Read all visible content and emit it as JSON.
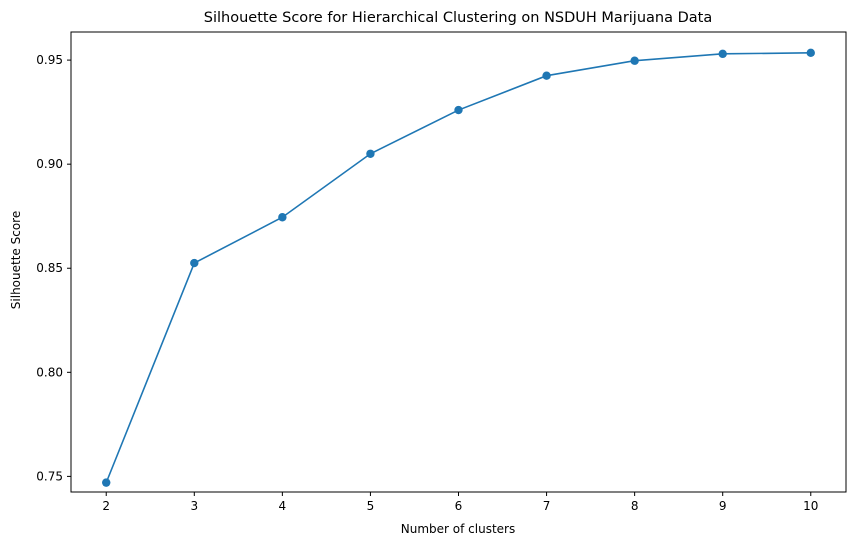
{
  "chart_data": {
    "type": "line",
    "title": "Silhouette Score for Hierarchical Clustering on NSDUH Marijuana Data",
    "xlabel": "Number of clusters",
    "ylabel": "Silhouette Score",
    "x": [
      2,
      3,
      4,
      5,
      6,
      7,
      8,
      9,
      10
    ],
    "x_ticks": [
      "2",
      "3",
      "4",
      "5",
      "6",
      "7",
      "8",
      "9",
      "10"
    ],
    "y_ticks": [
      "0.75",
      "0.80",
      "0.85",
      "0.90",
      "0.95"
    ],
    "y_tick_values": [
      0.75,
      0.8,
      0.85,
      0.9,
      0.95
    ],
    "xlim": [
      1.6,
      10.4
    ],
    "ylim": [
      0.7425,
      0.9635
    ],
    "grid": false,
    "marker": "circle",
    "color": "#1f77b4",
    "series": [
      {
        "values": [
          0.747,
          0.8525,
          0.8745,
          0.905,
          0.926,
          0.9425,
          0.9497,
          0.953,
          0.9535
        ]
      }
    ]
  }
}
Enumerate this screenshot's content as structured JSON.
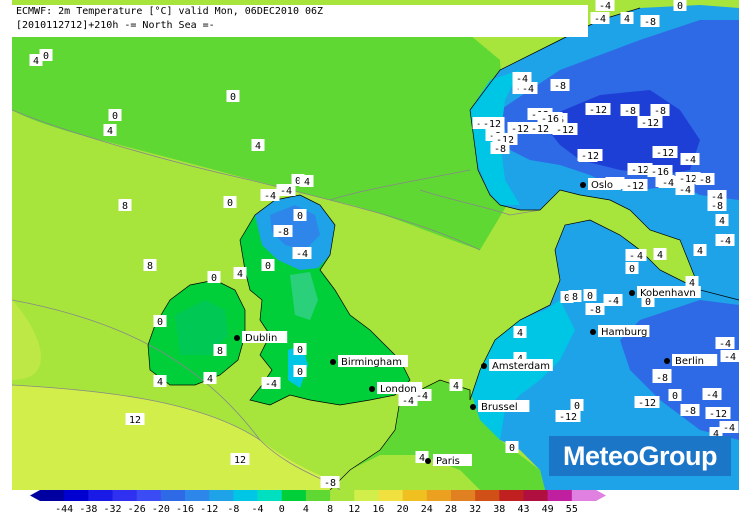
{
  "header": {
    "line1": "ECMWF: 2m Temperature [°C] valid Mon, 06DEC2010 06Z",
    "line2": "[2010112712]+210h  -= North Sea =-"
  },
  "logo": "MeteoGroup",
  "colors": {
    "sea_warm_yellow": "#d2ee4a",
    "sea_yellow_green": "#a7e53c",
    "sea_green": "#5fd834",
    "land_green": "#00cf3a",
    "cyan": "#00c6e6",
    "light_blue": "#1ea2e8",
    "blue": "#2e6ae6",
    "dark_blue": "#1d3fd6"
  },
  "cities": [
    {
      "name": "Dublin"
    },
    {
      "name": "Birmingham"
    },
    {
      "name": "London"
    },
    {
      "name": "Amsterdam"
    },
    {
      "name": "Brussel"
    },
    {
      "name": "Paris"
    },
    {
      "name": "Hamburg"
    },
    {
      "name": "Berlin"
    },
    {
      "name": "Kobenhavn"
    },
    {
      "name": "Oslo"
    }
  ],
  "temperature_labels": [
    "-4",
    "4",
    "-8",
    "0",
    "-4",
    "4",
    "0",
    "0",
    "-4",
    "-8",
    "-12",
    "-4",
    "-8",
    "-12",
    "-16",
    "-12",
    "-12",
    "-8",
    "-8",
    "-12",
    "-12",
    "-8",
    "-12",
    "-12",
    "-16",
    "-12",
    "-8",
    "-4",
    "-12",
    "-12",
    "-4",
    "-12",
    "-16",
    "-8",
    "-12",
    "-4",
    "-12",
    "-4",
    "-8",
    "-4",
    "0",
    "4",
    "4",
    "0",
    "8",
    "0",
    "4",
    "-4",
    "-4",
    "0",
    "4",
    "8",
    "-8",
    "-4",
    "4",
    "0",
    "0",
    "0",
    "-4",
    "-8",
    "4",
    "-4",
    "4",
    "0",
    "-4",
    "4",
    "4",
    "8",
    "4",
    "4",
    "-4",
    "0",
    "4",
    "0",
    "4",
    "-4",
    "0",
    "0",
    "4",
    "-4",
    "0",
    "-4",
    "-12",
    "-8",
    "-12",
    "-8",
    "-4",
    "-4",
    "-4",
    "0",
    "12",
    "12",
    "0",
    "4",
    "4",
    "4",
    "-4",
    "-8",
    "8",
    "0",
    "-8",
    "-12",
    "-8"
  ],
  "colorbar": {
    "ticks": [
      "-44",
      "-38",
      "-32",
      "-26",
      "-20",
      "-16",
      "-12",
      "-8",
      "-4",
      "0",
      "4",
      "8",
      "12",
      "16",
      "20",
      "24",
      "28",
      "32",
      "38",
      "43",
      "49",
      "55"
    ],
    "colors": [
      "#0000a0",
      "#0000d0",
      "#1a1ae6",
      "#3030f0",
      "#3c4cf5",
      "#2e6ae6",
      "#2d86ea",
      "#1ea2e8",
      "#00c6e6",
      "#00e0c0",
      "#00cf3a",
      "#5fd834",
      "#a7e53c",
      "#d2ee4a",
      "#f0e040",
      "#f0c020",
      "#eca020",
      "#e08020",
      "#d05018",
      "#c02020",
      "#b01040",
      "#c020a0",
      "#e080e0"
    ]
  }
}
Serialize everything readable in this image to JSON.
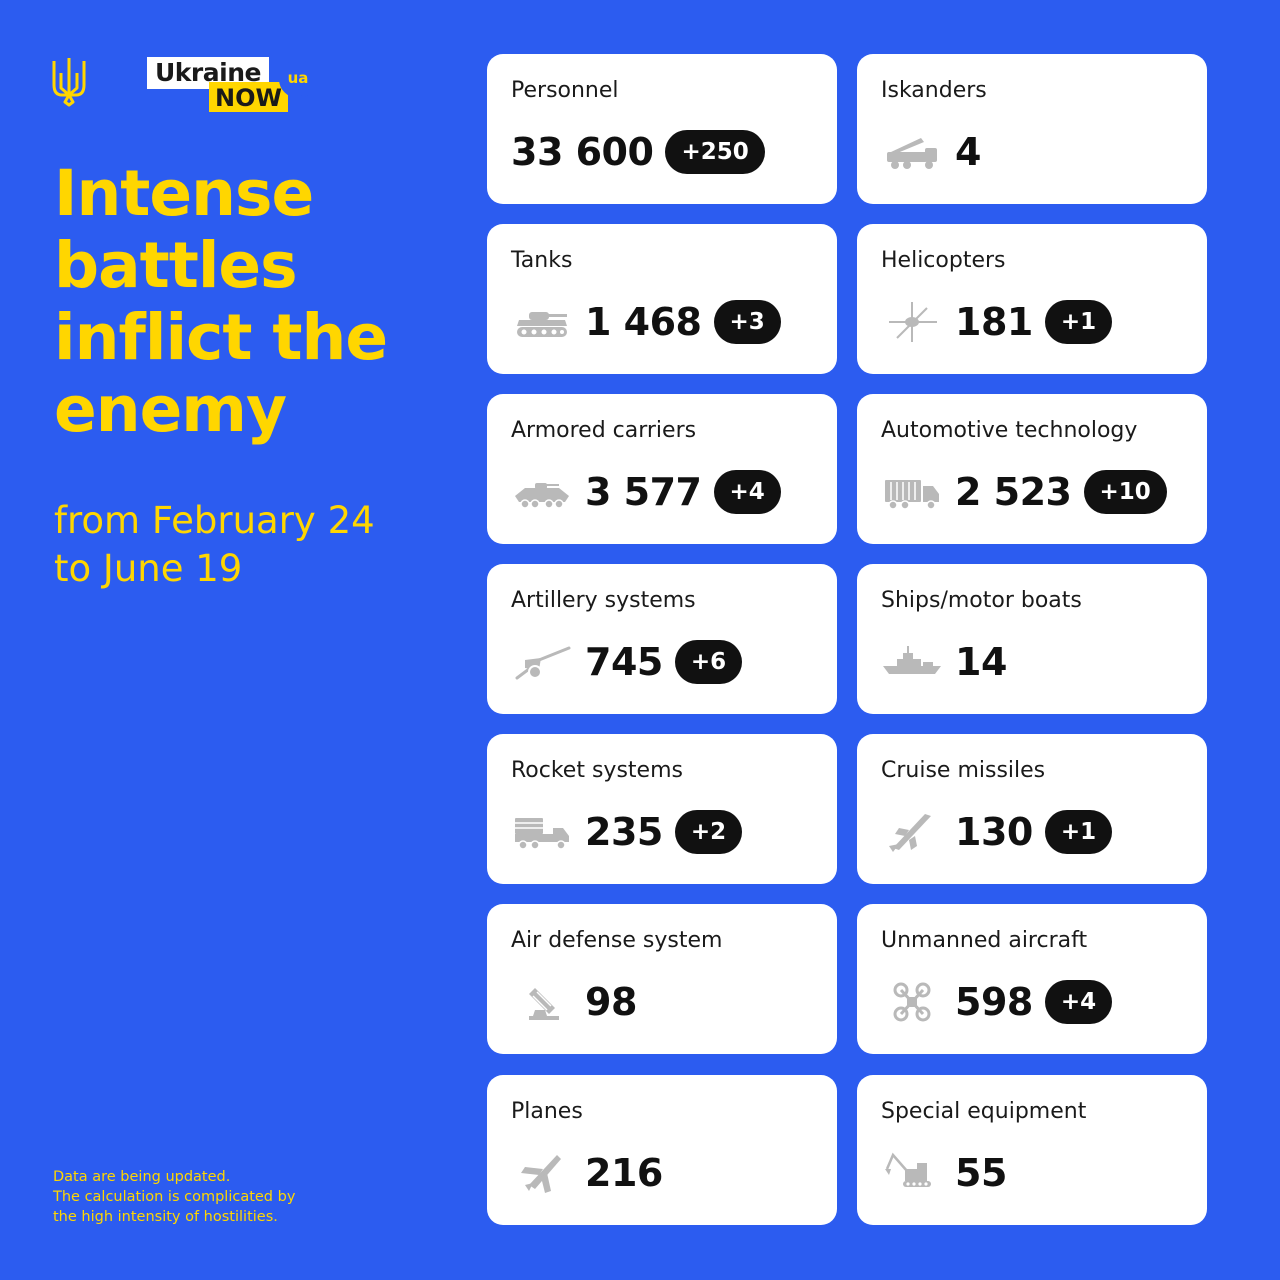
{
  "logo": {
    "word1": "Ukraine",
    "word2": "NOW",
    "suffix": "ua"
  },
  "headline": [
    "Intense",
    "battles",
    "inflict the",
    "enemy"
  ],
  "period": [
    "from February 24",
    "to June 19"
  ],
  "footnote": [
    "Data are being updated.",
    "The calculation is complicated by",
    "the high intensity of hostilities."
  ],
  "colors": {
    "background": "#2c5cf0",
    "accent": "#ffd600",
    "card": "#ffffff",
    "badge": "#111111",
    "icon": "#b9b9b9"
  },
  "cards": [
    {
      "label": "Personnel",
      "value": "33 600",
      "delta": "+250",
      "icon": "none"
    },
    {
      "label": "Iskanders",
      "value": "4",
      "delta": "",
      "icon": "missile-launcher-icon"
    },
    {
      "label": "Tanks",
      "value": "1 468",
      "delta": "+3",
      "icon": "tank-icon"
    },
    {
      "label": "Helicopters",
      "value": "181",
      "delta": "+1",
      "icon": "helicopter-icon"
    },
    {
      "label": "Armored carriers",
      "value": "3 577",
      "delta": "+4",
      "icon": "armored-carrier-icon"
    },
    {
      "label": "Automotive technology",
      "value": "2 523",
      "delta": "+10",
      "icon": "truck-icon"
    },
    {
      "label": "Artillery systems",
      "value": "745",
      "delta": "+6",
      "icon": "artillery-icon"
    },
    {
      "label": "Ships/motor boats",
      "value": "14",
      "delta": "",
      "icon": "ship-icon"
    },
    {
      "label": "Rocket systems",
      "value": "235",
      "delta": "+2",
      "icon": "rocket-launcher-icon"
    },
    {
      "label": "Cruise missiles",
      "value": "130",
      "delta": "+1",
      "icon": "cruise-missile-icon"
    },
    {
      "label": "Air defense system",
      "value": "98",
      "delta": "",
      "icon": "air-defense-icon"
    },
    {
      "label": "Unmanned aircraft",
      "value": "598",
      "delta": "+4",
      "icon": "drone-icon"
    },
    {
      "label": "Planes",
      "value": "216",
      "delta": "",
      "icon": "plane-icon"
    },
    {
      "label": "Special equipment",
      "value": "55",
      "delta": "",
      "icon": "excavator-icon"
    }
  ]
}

...

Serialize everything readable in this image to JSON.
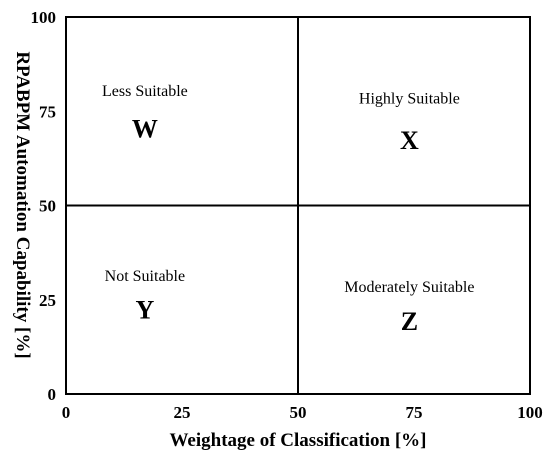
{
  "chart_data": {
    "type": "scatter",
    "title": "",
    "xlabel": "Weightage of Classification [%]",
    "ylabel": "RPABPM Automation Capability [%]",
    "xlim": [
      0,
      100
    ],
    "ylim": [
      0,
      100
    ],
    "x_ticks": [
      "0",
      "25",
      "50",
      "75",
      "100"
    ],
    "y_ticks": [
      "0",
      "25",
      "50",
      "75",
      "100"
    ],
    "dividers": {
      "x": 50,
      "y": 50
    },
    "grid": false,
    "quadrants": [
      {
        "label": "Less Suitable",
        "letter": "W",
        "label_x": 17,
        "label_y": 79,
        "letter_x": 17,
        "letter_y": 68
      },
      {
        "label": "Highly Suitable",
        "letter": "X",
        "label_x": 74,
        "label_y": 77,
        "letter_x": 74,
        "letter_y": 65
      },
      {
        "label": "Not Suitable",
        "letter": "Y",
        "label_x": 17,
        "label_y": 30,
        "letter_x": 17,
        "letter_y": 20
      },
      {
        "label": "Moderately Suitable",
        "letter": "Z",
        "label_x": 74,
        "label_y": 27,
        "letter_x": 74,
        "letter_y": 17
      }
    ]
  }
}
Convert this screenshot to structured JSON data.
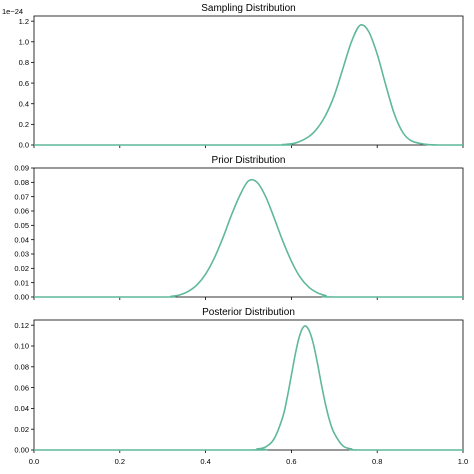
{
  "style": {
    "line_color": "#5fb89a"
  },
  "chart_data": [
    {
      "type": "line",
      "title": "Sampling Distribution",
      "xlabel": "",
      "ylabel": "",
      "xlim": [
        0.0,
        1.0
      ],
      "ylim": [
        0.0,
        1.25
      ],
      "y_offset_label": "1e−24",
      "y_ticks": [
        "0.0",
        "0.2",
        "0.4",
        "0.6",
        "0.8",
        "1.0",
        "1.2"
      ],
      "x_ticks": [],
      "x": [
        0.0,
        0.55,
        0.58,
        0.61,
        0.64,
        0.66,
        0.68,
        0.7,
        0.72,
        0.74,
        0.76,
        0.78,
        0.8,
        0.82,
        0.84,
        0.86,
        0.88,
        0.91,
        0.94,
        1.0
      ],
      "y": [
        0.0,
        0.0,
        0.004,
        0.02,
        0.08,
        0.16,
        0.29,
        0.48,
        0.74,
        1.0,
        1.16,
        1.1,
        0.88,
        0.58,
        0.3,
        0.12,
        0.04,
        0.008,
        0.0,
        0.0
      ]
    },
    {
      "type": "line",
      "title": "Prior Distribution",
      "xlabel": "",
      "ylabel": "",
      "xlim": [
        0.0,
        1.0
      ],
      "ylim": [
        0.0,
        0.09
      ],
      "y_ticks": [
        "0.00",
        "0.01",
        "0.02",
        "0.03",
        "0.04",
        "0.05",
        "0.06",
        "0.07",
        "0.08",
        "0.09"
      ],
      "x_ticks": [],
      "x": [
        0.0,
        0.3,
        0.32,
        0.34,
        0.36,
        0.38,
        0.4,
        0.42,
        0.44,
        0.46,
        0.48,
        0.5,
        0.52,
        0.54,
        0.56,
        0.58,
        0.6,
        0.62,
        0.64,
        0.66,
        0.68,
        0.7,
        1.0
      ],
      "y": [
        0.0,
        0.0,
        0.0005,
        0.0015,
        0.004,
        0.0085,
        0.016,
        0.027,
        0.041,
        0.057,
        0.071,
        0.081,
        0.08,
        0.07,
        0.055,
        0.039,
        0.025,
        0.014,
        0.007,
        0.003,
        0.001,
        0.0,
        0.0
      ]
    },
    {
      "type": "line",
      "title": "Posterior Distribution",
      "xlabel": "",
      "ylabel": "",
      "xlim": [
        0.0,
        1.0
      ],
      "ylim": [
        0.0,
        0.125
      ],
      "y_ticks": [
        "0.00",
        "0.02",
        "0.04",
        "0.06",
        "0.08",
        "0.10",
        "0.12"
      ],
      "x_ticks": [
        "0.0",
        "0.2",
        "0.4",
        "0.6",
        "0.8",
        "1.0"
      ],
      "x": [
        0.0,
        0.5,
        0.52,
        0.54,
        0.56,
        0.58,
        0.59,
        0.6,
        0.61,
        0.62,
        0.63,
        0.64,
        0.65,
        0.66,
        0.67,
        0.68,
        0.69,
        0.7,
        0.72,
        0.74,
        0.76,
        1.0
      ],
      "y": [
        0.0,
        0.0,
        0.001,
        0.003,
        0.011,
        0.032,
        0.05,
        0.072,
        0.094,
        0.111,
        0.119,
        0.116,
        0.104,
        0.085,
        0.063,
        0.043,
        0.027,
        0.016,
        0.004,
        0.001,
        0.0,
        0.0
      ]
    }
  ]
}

**WHAT THIS TASK INVOLVES:**
Extract all lines that hold the word "launcher".

**WRITTEN RESPONSE:**
      "icon": "missile-launcher-icon"
      "icon": "rocket-launcher-icon"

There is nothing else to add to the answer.